* What you should do:
Rewrite each of the records below as a JSON list of strings, with one string per line and no blank lines.

[Entries from a collection]
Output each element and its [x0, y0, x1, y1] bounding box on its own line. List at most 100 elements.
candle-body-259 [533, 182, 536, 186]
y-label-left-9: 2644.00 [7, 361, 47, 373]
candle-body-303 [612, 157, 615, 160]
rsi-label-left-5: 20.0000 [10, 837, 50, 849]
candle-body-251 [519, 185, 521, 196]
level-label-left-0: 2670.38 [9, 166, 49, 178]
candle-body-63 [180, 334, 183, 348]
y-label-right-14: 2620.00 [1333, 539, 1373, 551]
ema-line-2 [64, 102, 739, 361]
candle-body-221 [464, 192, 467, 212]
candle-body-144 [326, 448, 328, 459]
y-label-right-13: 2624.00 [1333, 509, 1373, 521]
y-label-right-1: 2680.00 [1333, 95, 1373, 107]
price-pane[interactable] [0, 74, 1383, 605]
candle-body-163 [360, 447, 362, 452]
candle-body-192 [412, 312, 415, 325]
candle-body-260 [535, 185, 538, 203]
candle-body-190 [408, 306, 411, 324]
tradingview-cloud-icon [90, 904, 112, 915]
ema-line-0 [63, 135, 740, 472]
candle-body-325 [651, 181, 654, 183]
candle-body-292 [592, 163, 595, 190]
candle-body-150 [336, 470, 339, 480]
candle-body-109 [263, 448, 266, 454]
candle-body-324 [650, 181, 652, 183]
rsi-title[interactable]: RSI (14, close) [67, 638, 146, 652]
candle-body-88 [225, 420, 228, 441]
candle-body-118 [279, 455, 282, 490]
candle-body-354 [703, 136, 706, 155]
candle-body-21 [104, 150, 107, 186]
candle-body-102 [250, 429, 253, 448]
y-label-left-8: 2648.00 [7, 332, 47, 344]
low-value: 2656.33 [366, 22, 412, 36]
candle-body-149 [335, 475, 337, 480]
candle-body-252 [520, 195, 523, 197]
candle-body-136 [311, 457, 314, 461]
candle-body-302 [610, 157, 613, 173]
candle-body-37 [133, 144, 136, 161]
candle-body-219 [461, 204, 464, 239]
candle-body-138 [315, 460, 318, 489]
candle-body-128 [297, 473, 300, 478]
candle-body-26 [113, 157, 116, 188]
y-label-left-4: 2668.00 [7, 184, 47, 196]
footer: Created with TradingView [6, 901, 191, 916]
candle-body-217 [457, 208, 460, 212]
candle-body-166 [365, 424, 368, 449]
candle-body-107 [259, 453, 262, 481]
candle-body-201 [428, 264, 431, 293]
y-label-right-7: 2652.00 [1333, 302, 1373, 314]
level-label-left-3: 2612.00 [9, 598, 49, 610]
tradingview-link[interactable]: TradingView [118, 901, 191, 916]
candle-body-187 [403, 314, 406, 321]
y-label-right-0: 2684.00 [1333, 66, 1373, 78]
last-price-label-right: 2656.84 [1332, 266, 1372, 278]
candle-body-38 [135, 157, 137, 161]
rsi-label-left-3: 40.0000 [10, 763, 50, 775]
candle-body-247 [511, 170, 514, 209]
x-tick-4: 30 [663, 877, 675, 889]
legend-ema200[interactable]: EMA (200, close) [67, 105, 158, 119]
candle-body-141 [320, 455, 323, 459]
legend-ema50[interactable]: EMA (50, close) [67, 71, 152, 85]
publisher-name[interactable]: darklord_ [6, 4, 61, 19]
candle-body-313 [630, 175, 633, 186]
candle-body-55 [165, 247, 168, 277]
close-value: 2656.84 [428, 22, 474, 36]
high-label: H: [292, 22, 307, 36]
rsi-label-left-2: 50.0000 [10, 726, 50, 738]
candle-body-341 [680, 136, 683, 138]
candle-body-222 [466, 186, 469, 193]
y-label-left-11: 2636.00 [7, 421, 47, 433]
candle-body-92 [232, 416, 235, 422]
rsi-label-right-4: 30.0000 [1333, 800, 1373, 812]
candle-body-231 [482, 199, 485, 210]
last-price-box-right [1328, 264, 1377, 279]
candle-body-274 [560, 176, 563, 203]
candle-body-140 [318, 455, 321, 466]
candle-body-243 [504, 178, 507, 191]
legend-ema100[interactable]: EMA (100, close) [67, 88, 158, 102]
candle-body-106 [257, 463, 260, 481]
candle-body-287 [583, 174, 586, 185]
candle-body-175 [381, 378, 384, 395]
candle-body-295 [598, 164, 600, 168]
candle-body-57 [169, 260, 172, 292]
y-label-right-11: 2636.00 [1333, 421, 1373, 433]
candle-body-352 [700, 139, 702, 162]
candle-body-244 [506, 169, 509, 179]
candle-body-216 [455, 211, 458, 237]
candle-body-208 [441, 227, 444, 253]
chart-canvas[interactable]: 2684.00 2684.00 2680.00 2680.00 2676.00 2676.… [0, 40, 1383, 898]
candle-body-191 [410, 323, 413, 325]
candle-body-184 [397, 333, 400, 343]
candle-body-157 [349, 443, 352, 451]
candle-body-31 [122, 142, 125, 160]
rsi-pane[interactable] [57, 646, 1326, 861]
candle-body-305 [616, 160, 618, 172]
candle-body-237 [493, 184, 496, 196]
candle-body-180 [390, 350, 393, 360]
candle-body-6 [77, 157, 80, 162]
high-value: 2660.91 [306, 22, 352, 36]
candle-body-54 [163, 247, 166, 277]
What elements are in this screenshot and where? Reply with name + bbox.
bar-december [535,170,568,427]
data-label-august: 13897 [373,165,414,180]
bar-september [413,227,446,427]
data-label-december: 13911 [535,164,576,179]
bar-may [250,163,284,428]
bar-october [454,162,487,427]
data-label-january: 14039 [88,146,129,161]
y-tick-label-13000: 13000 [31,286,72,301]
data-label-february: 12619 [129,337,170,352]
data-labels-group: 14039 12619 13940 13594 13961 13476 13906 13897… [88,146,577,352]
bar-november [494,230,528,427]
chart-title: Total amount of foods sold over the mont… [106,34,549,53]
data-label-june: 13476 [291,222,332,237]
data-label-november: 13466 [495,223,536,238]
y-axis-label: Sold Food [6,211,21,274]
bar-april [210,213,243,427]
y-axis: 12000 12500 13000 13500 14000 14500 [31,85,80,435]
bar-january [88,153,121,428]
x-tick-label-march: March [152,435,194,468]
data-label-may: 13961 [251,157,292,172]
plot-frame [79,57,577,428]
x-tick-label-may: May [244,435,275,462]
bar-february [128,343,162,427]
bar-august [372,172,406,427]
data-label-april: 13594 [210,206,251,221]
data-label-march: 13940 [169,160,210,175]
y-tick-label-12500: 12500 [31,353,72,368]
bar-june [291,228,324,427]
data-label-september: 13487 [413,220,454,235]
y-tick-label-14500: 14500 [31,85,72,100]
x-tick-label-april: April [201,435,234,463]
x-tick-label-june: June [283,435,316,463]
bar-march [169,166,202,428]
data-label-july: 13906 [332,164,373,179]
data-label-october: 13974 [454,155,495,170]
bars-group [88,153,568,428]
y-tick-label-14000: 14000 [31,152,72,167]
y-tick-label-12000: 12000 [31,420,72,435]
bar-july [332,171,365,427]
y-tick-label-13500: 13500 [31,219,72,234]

* Exercise output:
[
  "Output each element and its [x0, y0, x1, y1] bounding box on its own line. List at most 100 elements.",
  "candle-body-259 [533, 182, 536, 186]",
  "y-label-left-9: 2644.00 [7, 361, 47, 373]",
  "candle-body-303 [612, 157, 615, 160]",
  "rsi-label-left-5: 20.0000 [10, 837, 50, 849]",
  "candle-body-251 [519, 185, 521, 196]",
  "level-label-left-0: 2670.38 [9, 166, 49, 178]",
  "candle-body-63 [180, 334, 183, 348]",
  "y-label-right-14: 2620.00 [1333, 539, 1373, 551]",
  "ema-line-2 [64, 102, 739, 361]",
  "candle-body-221 [464, 192, 467, 212]",
  "candle-body-144 [326, 448, 328, 459]",
  "y-label-right-13: 2624.00 [1333, 509, 1373, 521]",
  "y-label-right-1: 2680.00 [1333, 95, 1373, 107]",
  "price-pane[interactable] [0, 74, 1383, 605]",
  "candle-body-163 [360, 447, 362, 452]",
  "candle-body-192 [412, 312, 415, 325]",
  "candle-body-260 [535, 185, 538, 203]",
  "candle-body-190 [408, 306, 411, 324]",
  "tradingview-cloud-icon [90, 904, 112, 915]",
  "ema-line-0 [63, 135, 740, 472]",
  "candle-body-325 [651, 181, 654, 183]",
  "candle-body-292 [592, 163, 595, 190]",
  "candle-body-150 [336, 470, 339, 480]",
  "candle-body-109 [263, 448, 266, 454]",
  "candle-body-324 [650, 181, 652, 183]",
  "rsi-title[interactable]: RSI (14, close) [67, 638, 146, 652]",
  "candle-body-88 [225, 420, 228, 441]",
  "candle-body-118 [279, 455, 282, 490]",
  "candle-body-354 [703, 136, 706, 155]",
  "candle-body-21 [104, 150, 107, 186]",
  "candle-body-102 [250, 429, 253, 448]",
  "y-label-left-8: 2648.00 [7, 332, 47, 344]",
  "low-value: 2656.33 [366, 22, 412, 36]",
  "candle-body-149 [335, 475, 337, 480]",
  "candle-body-252 [520, 195, 523, 197]",
  "candle-body-136 [311, 457, 314, 461]",
  "candle-body-302 [610, 157, 613, 173]",
  "candle-body-37 [133, 144, 136, 161]",
  "candle-body-219 [461, 204, 464, 239]",
  "candle-body-138 [315, 460, 318, 489]",
  "candle-body-128 [297, 473, 300, 478]",
  "candle-body-26 [113, 157, 116, 188]",
  "y-label-left-4: 2668.00 [7, 184, 47, 196]",
  "footer: Created with TradingView [6, 901, 191, 916]",
  "candle-body-217 [457, 208, 460, 212]",
  "candle-body-166 [365, 424, 368, 449]",
  "candle-body-107 [259, 453, 262, 481]",
  "candle-body-201 [428, 264, 431, 293]",
  "y-label-right-7: 2652.00 [1333, 302, 1373, 314]",
  "level-label-left-3: 2612.00 [9, 598, 49, 610]",
  "tradingview-link[interactable]: TradingView [118, 901, 191, 916]",
  "candle-body-187 [403, 314, 406, 321]",
  "y-label-right-0: 2684.00 [1333, 66, 1373, 78]",
  "last-price-label-right: 2656.84 [1332, 266, 1372, 278]",
  "candle-body-38 [135, 157, 137, 161]",
  "rsi-label-left-3: 40.0000 [10, 763, 50, 775]",
  "candle-body-247 [511, 170, 514, 209]",
  "x-tick-4: 30 [663, 877, 675, 889]",
  "legend-ema200[interactable]: EMA (200, close) [67, 105, 158, 119]",
  "candle-body-141 [320, 455, 323, 459]",
  "legend-ema50[interactable]: EMA (50, close) [67, 71, 152, 85]",
  "publisher-name[interactable]: darklord_ [6, 4, 61, 19]",
  "candle-body-313 [630, 175, 633, 186]",
  "candle-body-55 [165, 247, 168, 277]",
  "close-value: 2656.84 [428, 22, 474, 36]",
  "high-label: H: [292, 22, 307, 36]",
  "rsi-label-left-2: 50.0000 [10, 726, 50, 738]",
  "candle-body-341 [680, 136, 683, 138]",
  "candle-body-222 [466, 186, 469, 193]",
  "y-label-left-11: 2636.00 [7, 421, 47, 433]",
  "candle-body-92 [232, 416, 235, 422]",
  "rsi-label-right-4: 30.0000 [1333, 800, 1373, 812]",
  "candle-body-231 [482, 199, 485, 210]",
  "last-price-box-right [1328, 264, 1377, 279]",
  "candle-body-274 [560, 176, 563, 203]",
  "candle-body-140 [318, 455, 321, 466]",
  "candle-body-243 [504, 178, 507, 191]",
  "legend-ema100[interactable]: EMA (100, close) [67, 88, 158, 102]",
  "candle-body-106 [257, 463, 260, 481]",
  "candle-body-287 [583, 174, 586, 185]",
  "candle-body-175 [381, 378, 384, 395]",
  "candle-body-295 [598, 164, 600, 168]",
  "candle-body-57 [169, 260, 172, 292]",
  "y-label-right-11: 2636.00 [1333, 421, 1373, 433]",
  "candle-body-352 [700, 139, 702, 162]",
  "candle-body-244 [506, 169, 509, 179]",
  "candle-body-216 [455, 211, 458, 237]",
  "candle-body-208 [441, 227, 444, 253]",
  "chart-canvas[interactable]: 2684.00 2684.00 2680.00 2680.00 2676.00 2676.… [0, 40, 1383, 898]",
  "candle-body-191 [410, 323, 413, 325]",
  "candle-body-184 [397, 333, 400, 343]",
  "candle-body-157 [349, 443, 352, 451]",
  "candle-body-31 [122, 142, 125, 160]",
  "rsi-pane[interactable] [57, 646, 1326, 861]",
  "candle-body-305 [616, 160, 618, 172]",
  "candle-body-237 [493, 184, 496, 196]",
  "candle-body-180 [390, 350, 393, 360]",
  "candle-body-6 [77, 157, 80, 162]",
  "high-value: 2660.91 [306, 22, 352, 36]",
  "candle-body-54 [163, 247, 166, 277]",
  "What elements are in this screenshot and where? Reply with name + bbox.",
  "bar-december [535,170,568,427]",
  "data-label-august: 13897 [373,165,414,180]",
  "bar-september [413,227,446,427]",
  "data-label-december: 13911 [535,164,576,179]",
  "bar-may [250,163,284,428]",
  "bar-october [454,162,487,427]",
  "data-label-january: 14039 [88,146,129,161]",
  "y-tick-label-13000: 13000 [31,286,72,301]",
  "data-label-february: 12619 [129,337,170,352]",
  "data-labels-group: 14039 12619 13940 13594 13961 13476 13906 13897… [88,146,577,352]",
  "bar-november [494,230,528,427]",
  "chart-title: Total amount of foods sold over the mont… [106,34,549,53]",
  "data-label-june: 13476 [291,222,332,237]",
  "data-label-november: 13466 [495,223,536,238]",
  "y-axis-label: Sold Food [6,211,21,274]",
  "bar-april [210,213,243,427]",
  "y-axis: 12000 12500 13000 13500 14000 14500 [31,85,80,435]",
  "bar-january [88,153,121,428]",
  "x-tick-label-march: March [152,435,194,468]",
  "data-label-may: 13961 [251,157,292,172]",
  "plot-frame [79,57,577,428]",
  "x-tick-label-may: May [244,435,275,462]",
  "bar-february [128,343,162,427]",
  "bar-august [372,172,406,427]",
  "data-label-april: 13594 [210,206,251,221]",
  "data-label-march: 13940 [169,160,210,175]",
  "y-tick-label-12500: 12500 [31,353,72,368]",
  "bar-june [291,228,324,427]",
  "data-label-september: 13487 [413,220,454,235]",
  "y-tick-label-14500: 14500 [31,85,72,100]",
  "x-tick-label-april: April [201,435,234,463]",
  "x-tick-label-june: June [283,435,316,463]",
  "bar-march [169,166,202,428]",
  "data-label-july: 13906 [332,164,373,179]",
  "data-label-october: 13974 [454,155,495,170]",
  "bars-group [88,153,568,428]",
  "y-tick-label-14000: 14000 [31,152,72,167]",
  "y-tick-label-12000: 12000 [31,420,72,435]",
  "bar-july [332,171,365,427]",
  "y-tick-label-13500: 13500 [31,219,72,234]"
]